START Document segment

Buy a good book on Marine Electrical Systems. Purchase a copy of ABYC's electrical codes.

The battery(s) POS will lead to the No.1 and 2 terminals on the battery Selector Switch or the DC isolation breaker, if you have only one battery. From there it should go directly to the POS bus bar on the distribution panel. Each circuit (system) should have it's own breaker and/or fuse to protect the POS supply to the "Load", i.e., what is being powered. The first thing you need to do is hand-over-hand each wire to: 1. know it's condition and 2. know what load it is supplying. The battery NED (-) cable goes to a NEG (-) bus bar or terminal block(s), where all load NEG leads terminate (or should). Terminal blocks may be "ganged" together, i.e., there is a "jumper" wire from one to another or even from one or several, terminals to another on the same block. Terminals that are jumpered together are the same polarity - look closely.

Start by drawing an elevation (looking down at the deck) diagram of your boat. Show the location of the panel and all electric loads. draw a diagram of the back of the DC panel, indicate every fuse and identify the load side of the fuse with the label on the front of the panel. Pick a circuit to start with, label the load side wire at the panel with a number tape (do not use "dime tags"; the round tags with a string, they have a metal band around the cardboard tag and conduct electricity), indicate which number you used on your panel diagram. Hand-over-hand that wire all the way to the load. If there are terminal boards in the circuit tape the lead on both sides of the terminal. Identify the terminal board as a POS terminal with a POS or + wire tape. Everywhere there is a wire division, tape the wire with the number and the polarity (+). When you finally get to where the load is, label the wire at the load. At the load, there will be another wire that will be the NEG or (-) lead. Label it with the same number as the POS lead but add a (-) or NEG tape. Hand over hand this wire the same way as the POS wire. There may be terminal blocks in the run also. It should terminate a NEG bus bar that the battery NEG lead should be attached to. Here is where it can get dicey as there are several ways to ground the battery and the NEG bus, some go to an engine, some to a ground plate, some have an isolated ground. On your elevation drawing of the boat, indicate the location of all the terminal blocks you encounter and the "run" of the wire. Do this with all your circuits using a different number schema for each circuit. Laminate and store/post the elevation and panel drawing as near the panel if possible.

END Document segment
START Data extract

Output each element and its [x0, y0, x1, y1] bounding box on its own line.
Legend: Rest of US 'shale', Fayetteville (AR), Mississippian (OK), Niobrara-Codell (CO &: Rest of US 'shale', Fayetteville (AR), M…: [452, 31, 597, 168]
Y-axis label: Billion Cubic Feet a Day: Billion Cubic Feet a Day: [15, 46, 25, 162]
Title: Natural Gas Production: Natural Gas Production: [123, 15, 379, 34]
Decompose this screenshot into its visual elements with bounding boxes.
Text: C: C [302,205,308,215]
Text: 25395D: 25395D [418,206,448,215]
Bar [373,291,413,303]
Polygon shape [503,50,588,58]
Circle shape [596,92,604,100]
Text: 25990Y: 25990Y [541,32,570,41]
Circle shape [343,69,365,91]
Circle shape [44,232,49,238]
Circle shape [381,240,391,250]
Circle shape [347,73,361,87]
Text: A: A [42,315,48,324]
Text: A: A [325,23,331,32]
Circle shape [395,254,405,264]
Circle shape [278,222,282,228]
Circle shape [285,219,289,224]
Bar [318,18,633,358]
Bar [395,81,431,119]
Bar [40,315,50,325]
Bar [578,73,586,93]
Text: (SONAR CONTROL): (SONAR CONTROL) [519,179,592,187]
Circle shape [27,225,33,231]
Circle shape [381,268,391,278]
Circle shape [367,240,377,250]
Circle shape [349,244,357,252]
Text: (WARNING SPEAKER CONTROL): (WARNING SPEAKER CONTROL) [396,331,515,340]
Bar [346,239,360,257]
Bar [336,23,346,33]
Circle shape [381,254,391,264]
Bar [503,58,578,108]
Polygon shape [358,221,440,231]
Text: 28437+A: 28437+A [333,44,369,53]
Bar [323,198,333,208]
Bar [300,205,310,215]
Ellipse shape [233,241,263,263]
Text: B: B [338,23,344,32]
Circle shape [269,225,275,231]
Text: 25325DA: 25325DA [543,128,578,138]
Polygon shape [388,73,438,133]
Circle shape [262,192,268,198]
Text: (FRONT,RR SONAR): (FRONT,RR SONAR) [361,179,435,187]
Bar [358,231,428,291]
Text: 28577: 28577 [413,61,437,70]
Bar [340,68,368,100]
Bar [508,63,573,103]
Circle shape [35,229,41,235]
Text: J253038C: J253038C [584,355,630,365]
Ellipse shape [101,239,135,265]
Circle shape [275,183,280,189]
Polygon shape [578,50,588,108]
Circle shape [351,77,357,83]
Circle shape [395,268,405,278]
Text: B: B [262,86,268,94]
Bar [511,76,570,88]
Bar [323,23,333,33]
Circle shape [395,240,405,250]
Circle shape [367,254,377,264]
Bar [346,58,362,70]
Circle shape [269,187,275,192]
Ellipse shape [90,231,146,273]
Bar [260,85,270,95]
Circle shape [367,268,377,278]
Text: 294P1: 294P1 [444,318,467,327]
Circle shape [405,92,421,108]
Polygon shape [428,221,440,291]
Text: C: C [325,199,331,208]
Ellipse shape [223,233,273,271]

END Data extract

Duplicate the entire boat wiring guide above, word for word.

Answer space:
Buy a good book on Marine Electrical Systems. Purchase a copy of ABYC's electrical codes.

The battery(s) POS will lead to the No.1 and 2 terminals on the battery Selector Switch or the DC isolation breaker, if you have only one battery. From there it should go directly to the POS bus bar on the distribution panel. Each circuit (system) should have it's own breaker and/or fuse to protect the POS supply to the "Load", i.e., what is being powered. The first thing you need to do is hand-over-hand each wire to: 1. know it's condition and 2. know what load it is supplying. The battery NED (-) cable goes to a NEG (-) bus bar or terminal block(s), where all load NEG leads terminate (or should). Terminal blocks may be "ganged" together, i.e., there is a "jumper" wire from one to another or even from one or several, terminals to another on the same block. Terminals that are jumpered together are the same polarity - look closely.

Start by drawing an elevation (looking down at the deck) diagram of your boat. Show the location of the panel and all electric loads. draw a diagram of the back of the DC panel, indicate every fuse and identify the load side of the fuse with the label on the front of the panel. Pick a circuit to start with, label the load side wire at the panel with a number tape (do not use "dime tags"; the round tags with a string, they have a metal band around the cardboard tag and conduct electricity), indicate which number you used on your panel diagram. Hand-over-hand that wire all the way to the load. If there are terminal boards in the circuit tape the lead on both sides of the terminal. Identify the terminal board as a POS terminal with a POS or + wire tape. Everywhere there is a wire division, tape the wire with the number and the polarity (+). When you finally get to where the load is, label the wire at the load. At the load, there will be another wire that will be the NEG or (-) lead. Label it with the same number as the POS lead but add a (-) or NEG tape. Hand over hand this wire the same way as the POS wire. There may be terminal blocks in the run also. It should terminate a NEG bus bar that the battery NEG lead should be attached to. Here is where it can get dicey as there are several ways to ground the battery and the NEG bus, some go to an engine, some to a ground plate, some have an isolated ground. On your elevation drawing of the boat, indicate the location of all the terminal blocks you encounter and the "run" of the wire. Do this with all your circuits using a different number schema for each circuit. Laminate and store/post the elevation and panel drawing as near the panel if possible.